Exercise directions » Which lines contain the string "color"? Please list every one of them.

Records for this exercise »
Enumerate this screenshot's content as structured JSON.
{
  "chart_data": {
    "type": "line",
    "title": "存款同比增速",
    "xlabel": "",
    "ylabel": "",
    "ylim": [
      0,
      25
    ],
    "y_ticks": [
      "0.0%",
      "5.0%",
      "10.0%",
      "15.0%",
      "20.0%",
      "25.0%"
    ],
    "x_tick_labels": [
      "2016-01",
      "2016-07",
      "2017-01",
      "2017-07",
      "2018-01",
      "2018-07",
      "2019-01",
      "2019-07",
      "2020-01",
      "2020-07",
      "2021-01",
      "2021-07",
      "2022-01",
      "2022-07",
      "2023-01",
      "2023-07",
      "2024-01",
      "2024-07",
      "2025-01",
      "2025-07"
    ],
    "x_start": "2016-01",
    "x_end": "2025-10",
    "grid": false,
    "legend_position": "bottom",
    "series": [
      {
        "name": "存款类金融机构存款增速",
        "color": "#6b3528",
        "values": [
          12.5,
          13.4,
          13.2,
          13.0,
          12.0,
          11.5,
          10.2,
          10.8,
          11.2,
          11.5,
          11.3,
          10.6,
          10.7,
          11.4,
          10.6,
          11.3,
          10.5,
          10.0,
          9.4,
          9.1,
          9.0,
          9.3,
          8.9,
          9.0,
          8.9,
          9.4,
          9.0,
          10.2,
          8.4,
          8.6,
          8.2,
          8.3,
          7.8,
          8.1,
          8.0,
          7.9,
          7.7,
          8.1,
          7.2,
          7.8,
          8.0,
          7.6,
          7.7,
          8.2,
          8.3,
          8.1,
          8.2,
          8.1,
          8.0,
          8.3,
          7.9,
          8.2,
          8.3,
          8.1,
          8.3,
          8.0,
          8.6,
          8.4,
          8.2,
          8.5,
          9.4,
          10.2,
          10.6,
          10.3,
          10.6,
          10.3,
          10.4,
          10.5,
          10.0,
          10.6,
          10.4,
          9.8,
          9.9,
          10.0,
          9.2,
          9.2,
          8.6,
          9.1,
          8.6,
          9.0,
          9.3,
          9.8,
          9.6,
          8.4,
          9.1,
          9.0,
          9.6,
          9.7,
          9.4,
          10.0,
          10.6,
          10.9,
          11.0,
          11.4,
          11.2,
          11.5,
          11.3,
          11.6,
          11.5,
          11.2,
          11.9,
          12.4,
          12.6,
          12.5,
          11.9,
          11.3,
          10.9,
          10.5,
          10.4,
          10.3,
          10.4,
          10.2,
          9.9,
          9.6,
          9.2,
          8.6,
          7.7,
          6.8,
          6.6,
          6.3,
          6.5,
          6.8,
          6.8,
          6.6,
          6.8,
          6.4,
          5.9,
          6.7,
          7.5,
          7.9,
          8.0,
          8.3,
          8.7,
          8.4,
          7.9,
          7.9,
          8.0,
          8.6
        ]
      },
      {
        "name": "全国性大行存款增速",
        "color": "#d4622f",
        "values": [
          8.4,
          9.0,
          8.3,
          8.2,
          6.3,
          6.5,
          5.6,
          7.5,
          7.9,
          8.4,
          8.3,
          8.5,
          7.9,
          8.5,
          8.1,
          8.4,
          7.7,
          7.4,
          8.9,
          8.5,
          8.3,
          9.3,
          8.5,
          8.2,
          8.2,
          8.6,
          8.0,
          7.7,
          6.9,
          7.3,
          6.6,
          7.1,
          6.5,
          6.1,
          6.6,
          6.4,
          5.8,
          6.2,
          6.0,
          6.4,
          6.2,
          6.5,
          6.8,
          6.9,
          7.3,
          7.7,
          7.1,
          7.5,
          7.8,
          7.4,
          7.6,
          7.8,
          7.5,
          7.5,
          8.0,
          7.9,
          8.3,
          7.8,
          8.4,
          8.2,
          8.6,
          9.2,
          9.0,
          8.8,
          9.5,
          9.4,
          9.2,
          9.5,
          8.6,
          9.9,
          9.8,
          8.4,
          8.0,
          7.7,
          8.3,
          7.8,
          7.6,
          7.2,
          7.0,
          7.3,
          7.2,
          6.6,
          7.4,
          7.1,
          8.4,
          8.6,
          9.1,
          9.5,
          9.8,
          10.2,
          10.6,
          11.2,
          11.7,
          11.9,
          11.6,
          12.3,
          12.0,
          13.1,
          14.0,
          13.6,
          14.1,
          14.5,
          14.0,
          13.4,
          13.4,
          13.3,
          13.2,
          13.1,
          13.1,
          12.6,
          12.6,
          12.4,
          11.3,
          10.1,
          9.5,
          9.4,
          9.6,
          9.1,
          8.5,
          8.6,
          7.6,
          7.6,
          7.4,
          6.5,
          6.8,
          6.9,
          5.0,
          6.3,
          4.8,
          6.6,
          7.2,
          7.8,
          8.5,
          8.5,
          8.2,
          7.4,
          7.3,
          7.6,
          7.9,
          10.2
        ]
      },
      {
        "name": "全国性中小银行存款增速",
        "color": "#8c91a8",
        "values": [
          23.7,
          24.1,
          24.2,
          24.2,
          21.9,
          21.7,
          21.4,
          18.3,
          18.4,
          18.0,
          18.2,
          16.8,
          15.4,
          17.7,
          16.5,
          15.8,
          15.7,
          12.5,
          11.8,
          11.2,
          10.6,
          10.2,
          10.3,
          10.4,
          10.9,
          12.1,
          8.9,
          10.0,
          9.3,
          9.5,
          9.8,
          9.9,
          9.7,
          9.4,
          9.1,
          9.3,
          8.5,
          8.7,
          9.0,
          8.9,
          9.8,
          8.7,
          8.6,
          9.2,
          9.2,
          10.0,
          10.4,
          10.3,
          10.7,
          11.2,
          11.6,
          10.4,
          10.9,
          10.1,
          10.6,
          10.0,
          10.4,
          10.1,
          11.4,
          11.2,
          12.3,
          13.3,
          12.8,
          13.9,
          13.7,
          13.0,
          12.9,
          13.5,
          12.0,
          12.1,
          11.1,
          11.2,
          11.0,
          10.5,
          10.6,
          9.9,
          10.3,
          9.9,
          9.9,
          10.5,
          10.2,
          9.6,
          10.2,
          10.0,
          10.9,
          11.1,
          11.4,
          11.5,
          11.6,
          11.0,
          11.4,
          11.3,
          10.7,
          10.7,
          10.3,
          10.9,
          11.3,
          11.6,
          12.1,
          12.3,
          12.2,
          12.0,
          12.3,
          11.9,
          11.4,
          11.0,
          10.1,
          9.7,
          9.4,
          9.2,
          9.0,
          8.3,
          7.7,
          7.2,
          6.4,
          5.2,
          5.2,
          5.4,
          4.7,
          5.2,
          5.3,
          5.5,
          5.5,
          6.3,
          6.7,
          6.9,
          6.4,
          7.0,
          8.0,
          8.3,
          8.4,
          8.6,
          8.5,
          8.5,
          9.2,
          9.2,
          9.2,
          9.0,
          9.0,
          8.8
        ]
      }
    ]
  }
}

Response for this exercise »
        "color": "#6b3528",
        "color": "#d4622f",
        "color": "#8c91a8",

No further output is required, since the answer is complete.